* WRITTEN EXERCISE: Work out how many lines in the listing below include the word "data". Give nothing but the number.

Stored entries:
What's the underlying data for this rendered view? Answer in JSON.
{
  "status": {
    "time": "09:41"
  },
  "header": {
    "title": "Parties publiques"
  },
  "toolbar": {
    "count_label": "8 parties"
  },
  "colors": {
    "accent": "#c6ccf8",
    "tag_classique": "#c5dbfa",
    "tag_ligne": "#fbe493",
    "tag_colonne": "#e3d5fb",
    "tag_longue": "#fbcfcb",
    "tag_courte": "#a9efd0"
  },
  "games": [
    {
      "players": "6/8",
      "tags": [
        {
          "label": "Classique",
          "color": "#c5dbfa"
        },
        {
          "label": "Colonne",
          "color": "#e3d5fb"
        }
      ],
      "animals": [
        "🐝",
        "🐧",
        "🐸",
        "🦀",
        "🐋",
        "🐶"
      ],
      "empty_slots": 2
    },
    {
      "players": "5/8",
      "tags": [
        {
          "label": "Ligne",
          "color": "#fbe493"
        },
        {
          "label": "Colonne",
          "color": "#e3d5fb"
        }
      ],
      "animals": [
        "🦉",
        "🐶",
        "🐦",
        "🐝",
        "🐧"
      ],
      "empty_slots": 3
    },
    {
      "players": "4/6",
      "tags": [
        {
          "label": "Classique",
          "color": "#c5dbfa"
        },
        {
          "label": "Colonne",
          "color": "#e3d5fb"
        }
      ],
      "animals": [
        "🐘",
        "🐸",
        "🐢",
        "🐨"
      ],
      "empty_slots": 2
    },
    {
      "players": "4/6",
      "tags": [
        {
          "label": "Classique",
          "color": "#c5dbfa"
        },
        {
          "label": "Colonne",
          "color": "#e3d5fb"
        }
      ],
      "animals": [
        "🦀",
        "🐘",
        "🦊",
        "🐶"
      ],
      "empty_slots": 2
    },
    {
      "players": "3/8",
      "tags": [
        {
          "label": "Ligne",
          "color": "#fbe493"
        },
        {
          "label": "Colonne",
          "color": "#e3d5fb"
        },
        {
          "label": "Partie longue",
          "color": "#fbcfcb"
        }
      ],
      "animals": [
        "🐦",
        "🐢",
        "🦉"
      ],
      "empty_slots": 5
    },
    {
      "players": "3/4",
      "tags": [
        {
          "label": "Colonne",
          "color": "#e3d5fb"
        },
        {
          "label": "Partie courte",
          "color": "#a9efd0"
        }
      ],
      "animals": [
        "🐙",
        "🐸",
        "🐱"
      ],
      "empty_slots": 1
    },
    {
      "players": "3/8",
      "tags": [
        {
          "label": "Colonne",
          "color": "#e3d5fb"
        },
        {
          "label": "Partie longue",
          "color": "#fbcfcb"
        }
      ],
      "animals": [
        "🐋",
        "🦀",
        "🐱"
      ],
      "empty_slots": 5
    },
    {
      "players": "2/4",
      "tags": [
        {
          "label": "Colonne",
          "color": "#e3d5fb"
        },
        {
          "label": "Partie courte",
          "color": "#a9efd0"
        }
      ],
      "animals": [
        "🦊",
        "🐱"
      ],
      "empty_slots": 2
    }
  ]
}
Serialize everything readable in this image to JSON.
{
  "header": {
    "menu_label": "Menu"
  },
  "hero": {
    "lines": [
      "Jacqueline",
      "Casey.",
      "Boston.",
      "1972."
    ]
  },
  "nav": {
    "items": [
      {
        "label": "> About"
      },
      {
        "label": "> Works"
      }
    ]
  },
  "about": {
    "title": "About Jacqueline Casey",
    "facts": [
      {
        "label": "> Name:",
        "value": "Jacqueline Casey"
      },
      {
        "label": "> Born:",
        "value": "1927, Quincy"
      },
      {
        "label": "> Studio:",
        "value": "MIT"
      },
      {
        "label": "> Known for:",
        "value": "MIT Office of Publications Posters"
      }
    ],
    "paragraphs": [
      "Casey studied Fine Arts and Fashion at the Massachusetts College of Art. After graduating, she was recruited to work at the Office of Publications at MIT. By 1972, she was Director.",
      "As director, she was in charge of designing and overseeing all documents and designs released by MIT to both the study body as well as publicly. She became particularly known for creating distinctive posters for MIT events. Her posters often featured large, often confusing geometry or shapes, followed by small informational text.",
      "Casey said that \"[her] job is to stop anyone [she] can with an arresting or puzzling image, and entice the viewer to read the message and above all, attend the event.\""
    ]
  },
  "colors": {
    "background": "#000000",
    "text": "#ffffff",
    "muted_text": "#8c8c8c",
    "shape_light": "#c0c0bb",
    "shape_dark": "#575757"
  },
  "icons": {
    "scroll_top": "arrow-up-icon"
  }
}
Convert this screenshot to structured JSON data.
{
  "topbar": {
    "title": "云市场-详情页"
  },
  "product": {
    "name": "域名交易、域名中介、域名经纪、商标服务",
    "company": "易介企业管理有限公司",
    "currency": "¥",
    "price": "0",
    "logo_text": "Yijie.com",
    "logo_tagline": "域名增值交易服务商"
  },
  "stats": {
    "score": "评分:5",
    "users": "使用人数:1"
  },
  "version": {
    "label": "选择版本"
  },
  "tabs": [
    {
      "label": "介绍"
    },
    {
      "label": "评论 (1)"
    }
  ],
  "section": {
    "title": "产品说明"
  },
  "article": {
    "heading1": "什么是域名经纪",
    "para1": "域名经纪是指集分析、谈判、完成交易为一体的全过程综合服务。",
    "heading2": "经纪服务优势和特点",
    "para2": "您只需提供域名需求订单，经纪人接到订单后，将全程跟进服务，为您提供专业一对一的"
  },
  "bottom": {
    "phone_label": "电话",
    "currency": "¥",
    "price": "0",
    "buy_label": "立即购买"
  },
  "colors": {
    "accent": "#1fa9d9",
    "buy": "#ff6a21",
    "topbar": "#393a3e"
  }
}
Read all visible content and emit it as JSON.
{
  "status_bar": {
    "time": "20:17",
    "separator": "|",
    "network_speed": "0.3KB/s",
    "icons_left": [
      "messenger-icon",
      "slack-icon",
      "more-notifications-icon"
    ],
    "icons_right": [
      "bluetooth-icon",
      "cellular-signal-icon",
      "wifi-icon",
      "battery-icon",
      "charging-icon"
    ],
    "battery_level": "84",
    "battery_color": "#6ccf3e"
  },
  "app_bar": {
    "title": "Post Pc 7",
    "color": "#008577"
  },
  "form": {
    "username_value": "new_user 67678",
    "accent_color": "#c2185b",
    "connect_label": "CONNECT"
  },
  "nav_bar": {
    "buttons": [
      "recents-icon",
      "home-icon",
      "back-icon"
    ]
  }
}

* WRITTEN SOLUTION: 2